## Problem to solve
Put each line of the entries below into a JSON list of strings, one string per line, with blank lines dropped and the pictures left out.

## Material shown

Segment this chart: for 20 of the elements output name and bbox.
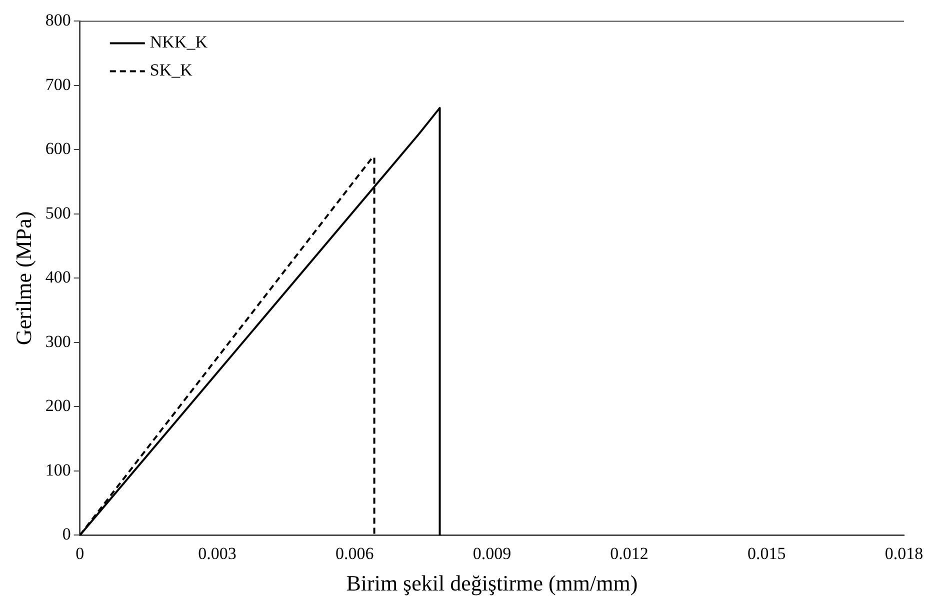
y-axis-title: Gerilme (MPa)	[10, 211, 36, 346]
x-tick-label: 0.012	[610, 544, 648, 563]
x-tick-label: 0.003	[198, 544, 236, 563]
x-axis-title: Birim şekil değiştirme (mm/mm)	[346, 570, 638, 596]
x-tick-label: 0.009	[472, 544, 512, 563]
y-tick-label: 400	[45, 268, 71, 287]
x-tick-label: 0	[76, 544, 84, 563]
y-tick-label: 700	[45, 74, 71, 94]
y-tick-label: 600	[45, 139, 71, 158]
legend-label: NKK_K	[150, 32, 208, 52]
y-tick-label: 500	[45, 203, 71, 222]
x-tick-label: 0.006	[335, 544, 374, 563]
y-tick-label: 300	[45, 332, 71, 351]
x-tick-label: 0.015	[748, 544, 786, 563]
legend-label: SK_K	[150, 60, 194, 80]
x-tick-label: 0.018	[884, 544, 924, 563]
y-tick-label: 0	[62, 524, 71, 544]
y-tick-label: 100	[45, 460, 71, 480]
y-tick-label: 800	[45, 10, 71, 30]
y-tick-label: 200	[45, 396, 71, 416]
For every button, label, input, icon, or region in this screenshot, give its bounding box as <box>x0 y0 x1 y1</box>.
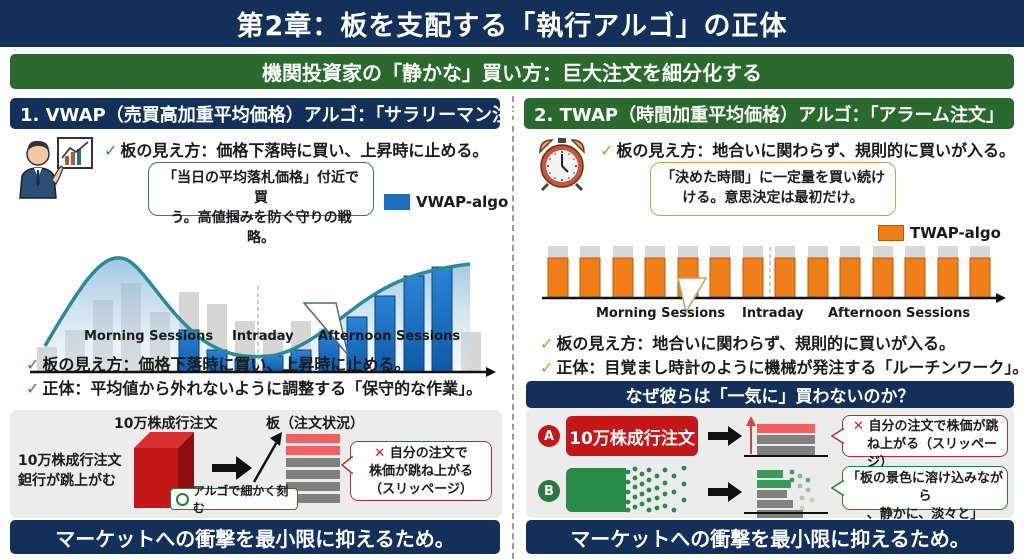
order-book-row <box>757 446 815 455</box>
arrow-right-icon <box>212 456 252 480</box>
circle-icon <box>176 492 189 506</box>
order-book-row <box>286 470 340 479</box>
slippage-callout: ✕ 自分の注文で 株価が跳ね上がる （スリッページ） <box>350 441 492 501</box>
twap-chart <box>542 246 1006 303</box>
vwap-panel: 1. VWAP（売買高加重平均価格）アルゴ：「サラリーマン注文」 ✓ 板の見え方：… <box>0 96 546 559</box>
order-book-b <box>757 470 803 518</box>
x-label-intraday: Intraday <box>232 329 294 344</box>
large-order-pill: 10万株成行注文 <box>566 416 698 456</box>
order-book-row-red <box>757 424 815 433</box>
order-book-stack <box>286 434 340 503</box>
order-book-row-green <box>757 480 791 488</box>
rising-arrow-icon <box>746 416 756 454</box>
vwap-chart <box>30 256 496 377</box>
vwap-heading: 1. VWAP（売買高加重平均価格）アルゴ：「サラリーマン注文」 <box>10 98 546 129</box>
blend-in-callout-b: 「板の景色に溶け込みながら 、静かに、淡々と」 <box>842 466 1008 522</box>
badge-b: B <box>538 480 560 502</box>
order-book-row-red <box>286 446 340 455</box>
algo-slicing-tag: アルゴで細かく刻む <box>170 484 298 515</box>
baseline <box>744 512 828 514</box>
section-divider <box>512 96 514 559</box>
legend-swatch <box>878 225 904 241</box>
why-heading: なぜ彼らは「一気に」買わないのか？ <box>526 381 1014 408</box>
check-icon: ✓ <box>26 379 40 398</box>
check-icon: ✓ <box>540 334 554 353</box>
order-book-row <box>757 500 793 508</box>
vwap-bullet-1: ✓ 板の見え方：価格下落時に買い、上昇時に止める。 <box>26 355 411 374</box>
bubble-tail <box>677 277 708 314</box>
slippage-callout-a: ✕ 自分の注文で株価が跳 ね上がる（スリッページ） <box>842 415 1008 470</box>
businessman-chart-icon <box>19 137 93 199</box>
twap-bullet-1: ✓ 板の見え方：地合いに関わらず、規則的に買いが入る。 <box>540 334 955 353</box>
x-label-afternoon: Afternoon Sessions <box>828 306 971 321</box>
x-label-morning: Morning Sessions <box>596 306 726 321</box>
twap-panel: 2. TWAP（時間加重平均価格）アルゴ：「アラーム注文」 ✓ 板の見え方：地合い… <box>516 96 1024 559</box>
dissolving-dots-icon <box>789 469 815 511</box>
order-book-row <box>757 490 787 498</box>
vwap-bottom-conclusion: マーケットへの衝撃を最小限に抑えるため。 <box>10 520 500 554</box>
twap-bullet-2: ✓ 正体：目覚まし時計のように機械が発注する「ルーチンワーク」。 <box>540 358 1024 377</box>
order-book-row <box>286 458 340 467</box>
page-title: 第2章：板を支配する「執行アルゴ」の正体 <box>0 0 1024 47</box>
cross-icon: ✕ <box>374 446 386 461</box>
side-label-1: 10万株成行注文 <box>18 453 122 469</box>
twap-heading: 2. TWAP（時間加重平均価格）アルゴ：「アラーム注文」 <box>524 98 1014 129</box>
check-icon: ✓ <box>104 141 118 160</box>
callout-tail <box>831 480 844 496</box>
bubble-tail <box>302 302 349 356</box>
order-book-row <box>286 494 340 503</box>
order-book-row <box>757 435 815 444</box>
twap-top-point: ✓ 板の見え方：地合いに関わらず、規則的に買いが入る。 <box>600 141 1015 160</box>
vwap-legend: VWAP-algo <box>384 193 508 211</box>
order-book-a <box>757 424 815 455</box>
x-label-intraday: Intraday <box>742 306 804 321</box>
alarm-clock-icon <box>539 138 585 192</box>
check-icon: ✓ <box>600 141 614 160</box>
baseline <box>744 455 828 457</box>
vwap-speech-bubble: 「当日の平均落札価格」付近で買 う。高値掴みを防ぐ守りの戦略。 <box>148 162 374 246</box>
arrow-right-icon <box>708 482 742 502</box>
side-label-2: 鉭行が跳上がむ <box>18 473 116 489</box>
scattered-dots-icon <box>625 466 687 513</box>
page-subtitle: 機関投資家の「静かな」買い方：巨大注文を細分化する <box>10 54 1014 89</box>
callout-tail <box>341 456 353 474</box>
x-label-afternoon: Afternoon Sessions <box>318 329 461 344</box>
order-book-row-red <box>286 434 340 443</box>
arrow-right-icon <box>708 426 742 446</box>
order-title: 10万株成行注文 <box>114 416 218 432</box>
twap-bottom-conclusion: マーケットへの衝撃を最小限に抑えるため。 <box>526 520 1014 554</box>
check-icon: ✓ <box>26 355 40 374</box>
rising-arrow-icon <box>252 432 282 483</box>
legend-swatch <box>384 194 410 210</box>
order-book-row-green <box>757 470 783 478</box>
cross-icon: ✕ <box>853 419 864 434</box>
x-label-morning: Morning Sessions <box>84 329 214 344</box>
twap-speech-bubble: 「決めた時間」に一定量を買い続け ける。意思決定は最初だけ。 <box>650 162 896 216</box>
callout-tail <box>831 428 844 444</box>
order-book-row <box>286 482 340 491</box>
twap-legend: TWAP-algo <box>878 224 1001 242</box>
sliced-order-block <box>566 468 626 512</box>
check-icon: ✓ <box>540 358 554 377</box>
badge-a: A <box>538 425 560 447</box>
board-title: 板（注文状況） <box>266 416 364 432</box>
order-book-row <box>757 510 803 518</box>
vwap-top-point: ✓ 板の見え方：価格下落時に買い、上昇時に止める。 <box>104 141 489 160</box>
vwap-bullet-2: ✓ 正体：平均値から外れないように調整する「保守的な作業」。 <box>26 379 483 398</box>
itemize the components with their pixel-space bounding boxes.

## The output
[
  "Segment this chart: for 20 of the elements output name and bbox.",
  "y-axis-title: Gerilme (MPa)\t[10, 211, 36, 346]",
  "x-tick-label: 0.012\t[610, 544, 648, 563]",
  "x-tick-label: 0.003\t[198, 544, 236, 563]",
  "x-axis-title: Birim şekil değiştirme (mm/mm)\t[346, 570, 638, 596]",
  "x-tick-label: 0.009\t[472, 544, 512, 563]",
  "y-tick-label: 400\t[45, 268, 71, 287]",
  "x-tick-label: 0\t[76, 544, 84, 563]",
  "y-tick-label: 700\t[45, 74, 71, 94]",
  "y-tick-label: 600\t[45, 139, 71, 158]",
  "legend-label: NKK_K\t[150, 32, 208, 52]",
  "y-tick-label: 500\t[45, 203, 71, 222]",
  "x-tick-label: 0.006\t[335, 544, 374, 563]",
  "y-tick-label: 300\t[45, 332, 71, 351]",
  "x-tick-label: 0.015\t[748, 544, 786, 563]",
  "legend-label: SK_K\t[150, 60, 194, 80]",
  "x-tick-label: 0.018\t[884, 544, 924, 563]",
  "y-tick-label: 0\t[62, 524, 71, 544]",
  "y-tick-label: 100\t[45, 460, 71, 480]",
  "y-tick-label: 800\t[45, 10, 71, 30]",
  "y-tick-label: 200\t[45, 396, 71, 416]",
  "For every button, label, input, icon, or region in this screenshot, give its bounding box as <box>x0 y0 x1 y1</box>.",
  "order-book-row <box>757 446 815 455</box>",
  "arrow-right-icon <box>212 456 252 480</box>",
  "circle-icon <box>176 492 189 506</box>",
  "order-book-row <box>286 470 340 479</box>",
  "slippage-callout: ✕ 自分の注文で 株価が跳ね上がる （スリッページ） <box>350 441 492 501</box>",
  "twap-chart <box>542 246 1006 303</box>",
  "vwap-panel: 1. VWAP（売買高加重平均価格）アルゴ：「サラリーマン注文」 ✓ 板の見え方：… <box>0 96 546 559</box>",
  "order-book-b <box>757 470 803 518</box>",
  "x-label-intraday: Intraday <box>232 329 294 344</box>",
  "large-order-pill: 10万株成行注文 <box>566 416 698 456</box>",
  "order-book-row-red <box>757 424 815 433</box>",
  "order-book-stack <box>286 434 340 503</box>",
  "order-book-row-green <box>757 480 791 488</box>",
  "rising-arrow-icon <box>746 416 756 454</box>",
  "vwap-chart <box>30 256 496 377</box>",
  "vwap-heading: 1. VWAP（売買高加重平均価格）アルゴ：「サラリーマン注文」 <box>10 98 546 129</box>",
  "blend-in-callout-b: 「板の景色に溶け込みながら 、静かに、淡々と」 <box>842 466 1008 522</box>",
  "badge-b: B <box>538 480 560 502</box>",
  "order-book-row-red <box>286 446 340 455</box>",
  "algo-slicing-tag: アルゴで細かく刻む <box>170 484 298 515</box>",
  "baseline <box>744 512 828 514</box>",
  "section-divider <box>512 96 514 559</box>",
  "legend-swatch <box>878 225 904 241</box>",
  "why-heading: なぜ彼らは「一気に」買わないのか？ <box>526 381 1014 408</box>",
  "check-icon: ✓ <box>26 379 40 398</box>",
  "check-icon: ✓ <box>540 334 554 353</box>",
  "order-book-row <box>757 500 793 508</box>",
  "vwap-bullet-1: ✓ 板の見え方：価格下落時に買い、上昇時に止める。 <box>26 355 411 374</box>",
  "bubble-tail <box>677 277 708 314</box>",
  "slippage-callout-a: ✕ 自分の注文で株価が跳 ね上がる（スリッページ） <box>842 415 1008 470</box>",
  "businessman-chart-icon <box>19 137 93 199</box>",
  "twap-bullet-1: ✓ 板の見え方：地合いに関わらず、規則的に買いが入る。 <box>540 334 955 353</box>",
  "x-label-afternoon: Afternoon Sessions <box>828 306 971 321</box>",
  "x-label-morning: Morning Sessions <box>596 306 726 321</box>",
  "twap-panel: 2. TWAP（時間加重平均価格）アルゴ：「アラーム注文」 ✓ 板の見え方：地合い… <box>516 96 1024 559</box>",
  "dissolving-dots-icon <box>789 469 815 511</box>",
  "order-book-row <box>757 490 787 498</box>",
  "vwap-bottom-conclusion: マーケットへの衝撃を最小限に抑えるため。 <box>10 520 500 554</box>",
  "twap-bullet-2: ✓ 正体：目覚まし時計のように機械が発注する「ルーチンワーク」。 <box>540 358 1024 377</box>",
  "order-book-row <box>286 458 340 467</box>",
  "page-title: 第2章：板を支配する「執行アルゴ」の正体 <box>0 0 1024 47</box>",
  "cross-icon: ✕ <box>374 446 386 461</box>",
  "side-label-1: 10万株成行注文 <box>18 453 122 469</box>",
  "twap-heading: 2. TWAP（時間加重平均価格）アルゴ：「アラーム注文」 <box>524 98 1014 129</box>",
  "check-icon: ✓ <box>104 141 118 160</box>",
  "callout-tail <box>831 480 844 496</box>",
  "bubble-tail <box>302 302 349 356</box>",
  "order-book-row <box>286 494 340 503</box>",
  "order-book-row <box>757 435 815 444</box>",
  "twap-top-point: ✓ 板の見え方：地合いに関わらず、規則的に買いが入る。 <box>600 141 1015 160</box>",
  "vwap-legend: VWAP-algo <box>384 193 508 211</box>",
  "order-book-a <box>757 424 815 455</box>",
  "x-label-intraday: Intraday <box>742 306 804 321</box>",
  "alarm-clock-icon <box>539 138 585 192</box>",
  "check-icon: ✓ <box>600 141 614 160</box>",
  "baseline <box>744 455 828 457</box>",
  "vwap-speech-bubble: 「当日の平均落札価格」付近で買 う。高値掴みを防ぐ守りの戦略。 <box>148 162 374 246</box>",
  "arrow-right-icon <box>708 482 742 502</box>",
  "side-label-2: 鉭行が跳上がむ <box>18 473 116 489</box>",
  "scattered-dots-icon <box>625 466 687 513</box>",
  "page-subtitle: 機関投資家の「静かな」買い方：巨大注文を細分化する <box>10 54 1014 89</box>",
  "callout-tail <box>341 456 353 474</box>",
  "x-label-afternoon: Afternoon Sessions <box>318 329 461 344</box>",
  "order-book-row-red <box>286 434 340 443</box>",
  "arrow-right-icon <box>708 426 742 446</box>",
  "order-title: 10万株成行注文 <box>114 416 218 432</box>",
  "twap-bottom-conclusion: マーケットへの衝撃を最小限に抑えるため。 <box>526 520 1014 554</box>",
  "check-icon: ✓ <box>26 355 40 374</box>",
  "rising-arrow-icon <box>252 432 282 483</box>",
  "legend-swatch <box>384 194 410 210</box>",
  "order-book-row-green <box>757 470 783 478</box>",
  "cross-icon: ✕ <box>853 419 864 434</box>",
  "x-label-morning: Morning Sessions <box>84 329 214 344</box>",
  "twap-speech-bubble: 「決めた時間」に一定量を買い続け ける。意思決定は最初だけ。 <box>650 162 896 216</box>",
  "callout-tail <box>831 428 844 444</box>",
  "order-book-row <box>286 482 340 491</box>",
  "twap-legend: TWAP-algo <box>878 224 1001 242</box>",
  "sliced-order-block <box>566 468 626 512</box>",
  "check-icon: ✓ <box>540 358 554 377</box>",
  "badge-a: A <box>538 425 560 447</box>",
  "board-title: 板（注文状況） <box>266 416 364 432</box>",
  "order-book-row <box>757 510 803 518</box>",
  "vwap-top-point: ✓ 板の見え方：価格下落時に買い、上昇時に止める。 <box>104 141 489 160</box>",
  "vwap-bullet-2: ✓ 正体：平均値から外れないように調整する「保守的な作業」。 <box>26 379 483 398</box>",
  "itemize the components with their pixel-space bounding boxes."
]